[Entries from a dataset]
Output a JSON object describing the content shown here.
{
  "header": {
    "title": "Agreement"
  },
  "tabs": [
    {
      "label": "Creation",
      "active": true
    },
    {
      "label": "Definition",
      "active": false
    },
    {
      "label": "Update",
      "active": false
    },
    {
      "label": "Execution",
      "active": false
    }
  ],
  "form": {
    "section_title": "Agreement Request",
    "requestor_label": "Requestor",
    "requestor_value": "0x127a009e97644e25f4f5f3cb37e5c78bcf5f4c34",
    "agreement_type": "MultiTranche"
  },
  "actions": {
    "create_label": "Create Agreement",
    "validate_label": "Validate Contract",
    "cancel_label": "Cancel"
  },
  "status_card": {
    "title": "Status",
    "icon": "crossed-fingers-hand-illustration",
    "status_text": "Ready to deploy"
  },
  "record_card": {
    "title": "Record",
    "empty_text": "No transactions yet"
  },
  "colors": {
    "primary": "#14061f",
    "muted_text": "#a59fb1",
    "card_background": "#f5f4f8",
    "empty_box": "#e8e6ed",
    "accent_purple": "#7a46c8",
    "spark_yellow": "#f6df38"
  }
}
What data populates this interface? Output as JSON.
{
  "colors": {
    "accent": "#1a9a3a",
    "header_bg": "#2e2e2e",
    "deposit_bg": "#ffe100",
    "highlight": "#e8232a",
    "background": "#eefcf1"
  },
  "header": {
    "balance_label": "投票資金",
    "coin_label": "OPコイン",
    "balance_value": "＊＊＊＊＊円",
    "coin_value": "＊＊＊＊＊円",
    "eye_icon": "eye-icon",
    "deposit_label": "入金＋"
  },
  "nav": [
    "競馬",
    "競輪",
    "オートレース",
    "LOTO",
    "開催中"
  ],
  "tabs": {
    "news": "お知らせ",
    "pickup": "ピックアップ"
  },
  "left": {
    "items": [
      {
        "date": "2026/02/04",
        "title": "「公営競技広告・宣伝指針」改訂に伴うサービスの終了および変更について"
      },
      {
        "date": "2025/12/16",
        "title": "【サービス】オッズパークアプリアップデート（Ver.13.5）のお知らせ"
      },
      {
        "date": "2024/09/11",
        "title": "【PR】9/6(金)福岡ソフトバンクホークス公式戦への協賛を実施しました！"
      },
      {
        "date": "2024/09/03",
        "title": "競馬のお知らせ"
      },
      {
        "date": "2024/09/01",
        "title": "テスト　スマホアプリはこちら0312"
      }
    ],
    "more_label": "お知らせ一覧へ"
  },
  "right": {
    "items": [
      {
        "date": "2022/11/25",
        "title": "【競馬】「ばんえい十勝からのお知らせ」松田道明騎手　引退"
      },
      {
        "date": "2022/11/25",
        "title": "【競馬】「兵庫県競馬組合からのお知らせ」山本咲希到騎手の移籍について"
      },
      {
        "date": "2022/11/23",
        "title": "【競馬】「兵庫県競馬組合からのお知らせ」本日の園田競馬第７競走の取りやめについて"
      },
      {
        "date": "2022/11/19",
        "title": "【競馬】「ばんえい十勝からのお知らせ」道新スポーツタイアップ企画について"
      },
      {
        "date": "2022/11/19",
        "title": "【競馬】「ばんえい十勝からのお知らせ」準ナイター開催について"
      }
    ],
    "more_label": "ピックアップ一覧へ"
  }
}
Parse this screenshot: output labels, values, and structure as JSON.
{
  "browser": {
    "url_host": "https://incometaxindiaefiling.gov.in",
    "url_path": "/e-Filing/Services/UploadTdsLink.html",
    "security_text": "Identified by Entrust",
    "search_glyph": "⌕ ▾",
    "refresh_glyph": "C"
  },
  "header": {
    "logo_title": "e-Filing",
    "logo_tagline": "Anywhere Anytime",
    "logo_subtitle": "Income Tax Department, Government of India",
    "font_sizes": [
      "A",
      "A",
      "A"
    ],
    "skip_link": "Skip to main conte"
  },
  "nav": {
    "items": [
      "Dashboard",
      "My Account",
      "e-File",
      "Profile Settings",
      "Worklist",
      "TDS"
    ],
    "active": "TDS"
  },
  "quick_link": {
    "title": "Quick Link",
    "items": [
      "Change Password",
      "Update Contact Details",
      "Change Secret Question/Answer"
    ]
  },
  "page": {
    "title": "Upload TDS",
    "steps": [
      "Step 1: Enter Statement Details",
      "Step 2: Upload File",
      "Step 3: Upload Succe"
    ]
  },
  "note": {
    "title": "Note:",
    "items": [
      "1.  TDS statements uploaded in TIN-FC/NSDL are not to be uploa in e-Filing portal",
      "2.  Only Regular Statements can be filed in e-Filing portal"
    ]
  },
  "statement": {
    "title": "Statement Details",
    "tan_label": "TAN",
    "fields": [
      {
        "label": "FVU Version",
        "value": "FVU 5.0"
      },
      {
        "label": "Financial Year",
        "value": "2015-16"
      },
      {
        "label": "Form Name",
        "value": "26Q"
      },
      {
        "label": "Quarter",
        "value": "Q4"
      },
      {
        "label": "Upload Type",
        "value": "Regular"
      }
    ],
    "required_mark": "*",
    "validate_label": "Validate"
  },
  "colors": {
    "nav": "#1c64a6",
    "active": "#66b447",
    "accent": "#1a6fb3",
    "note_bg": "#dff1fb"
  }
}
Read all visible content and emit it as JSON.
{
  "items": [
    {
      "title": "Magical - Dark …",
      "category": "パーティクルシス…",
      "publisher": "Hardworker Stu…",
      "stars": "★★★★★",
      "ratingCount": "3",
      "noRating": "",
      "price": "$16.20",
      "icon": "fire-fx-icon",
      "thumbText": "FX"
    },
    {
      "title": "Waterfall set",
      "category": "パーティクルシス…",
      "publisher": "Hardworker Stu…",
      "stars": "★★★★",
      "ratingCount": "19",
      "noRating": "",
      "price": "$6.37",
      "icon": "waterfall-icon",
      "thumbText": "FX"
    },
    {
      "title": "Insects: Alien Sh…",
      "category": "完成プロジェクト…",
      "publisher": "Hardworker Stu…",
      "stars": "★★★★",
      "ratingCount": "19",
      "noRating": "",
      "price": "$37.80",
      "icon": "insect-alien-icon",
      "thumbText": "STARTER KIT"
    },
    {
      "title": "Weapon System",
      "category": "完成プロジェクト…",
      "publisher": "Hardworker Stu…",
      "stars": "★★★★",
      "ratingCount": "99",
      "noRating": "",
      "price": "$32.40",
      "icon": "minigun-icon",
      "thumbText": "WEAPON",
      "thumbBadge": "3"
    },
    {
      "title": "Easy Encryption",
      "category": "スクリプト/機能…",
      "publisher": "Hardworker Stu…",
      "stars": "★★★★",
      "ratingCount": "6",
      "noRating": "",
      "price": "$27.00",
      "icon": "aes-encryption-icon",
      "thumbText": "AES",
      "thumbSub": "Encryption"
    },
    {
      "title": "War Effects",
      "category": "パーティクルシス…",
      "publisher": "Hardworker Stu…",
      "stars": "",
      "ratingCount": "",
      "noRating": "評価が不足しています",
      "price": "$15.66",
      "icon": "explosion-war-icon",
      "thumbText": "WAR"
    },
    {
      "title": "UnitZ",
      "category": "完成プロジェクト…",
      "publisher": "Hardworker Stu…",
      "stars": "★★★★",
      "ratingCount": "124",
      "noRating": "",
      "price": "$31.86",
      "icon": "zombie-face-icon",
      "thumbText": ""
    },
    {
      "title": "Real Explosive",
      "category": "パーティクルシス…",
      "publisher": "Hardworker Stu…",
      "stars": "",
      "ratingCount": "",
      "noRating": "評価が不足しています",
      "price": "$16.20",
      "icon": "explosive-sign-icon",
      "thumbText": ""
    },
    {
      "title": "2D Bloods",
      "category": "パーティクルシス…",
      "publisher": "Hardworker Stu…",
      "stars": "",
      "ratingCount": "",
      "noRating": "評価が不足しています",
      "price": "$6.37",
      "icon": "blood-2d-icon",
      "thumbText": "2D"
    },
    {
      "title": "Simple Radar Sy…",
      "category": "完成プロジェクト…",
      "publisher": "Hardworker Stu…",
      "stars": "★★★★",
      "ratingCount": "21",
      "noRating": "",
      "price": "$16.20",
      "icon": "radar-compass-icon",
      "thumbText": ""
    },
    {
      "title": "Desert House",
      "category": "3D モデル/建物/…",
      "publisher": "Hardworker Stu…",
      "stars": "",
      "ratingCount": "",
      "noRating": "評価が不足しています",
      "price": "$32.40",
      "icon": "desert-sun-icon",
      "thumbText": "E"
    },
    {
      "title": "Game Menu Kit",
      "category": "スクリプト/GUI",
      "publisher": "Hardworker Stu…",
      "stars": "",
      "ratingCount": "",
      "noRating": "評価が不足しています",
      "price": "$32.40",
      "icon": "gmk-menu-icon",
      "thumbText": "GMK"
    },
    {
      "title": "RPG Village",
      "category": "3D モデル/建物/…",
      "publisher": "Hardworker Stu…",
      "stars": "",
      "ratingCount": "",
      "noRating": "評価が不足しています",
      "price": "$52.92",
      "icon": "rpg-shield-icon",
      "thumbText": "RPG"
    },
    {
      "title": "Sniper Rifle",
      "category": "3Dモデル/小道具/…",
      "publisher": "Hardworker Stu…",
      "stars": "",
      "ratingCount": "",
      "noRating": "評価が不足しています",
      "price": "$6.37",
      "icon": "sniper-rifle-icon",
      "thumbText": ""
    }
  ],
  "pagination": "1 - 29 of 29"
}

Aim of the exercise:
Pick out the lines that contain "this" and copy them.

Result:
What data populates this interface? Output as JSON.
Parse this screenshot: output labels, values, and structure as JSON.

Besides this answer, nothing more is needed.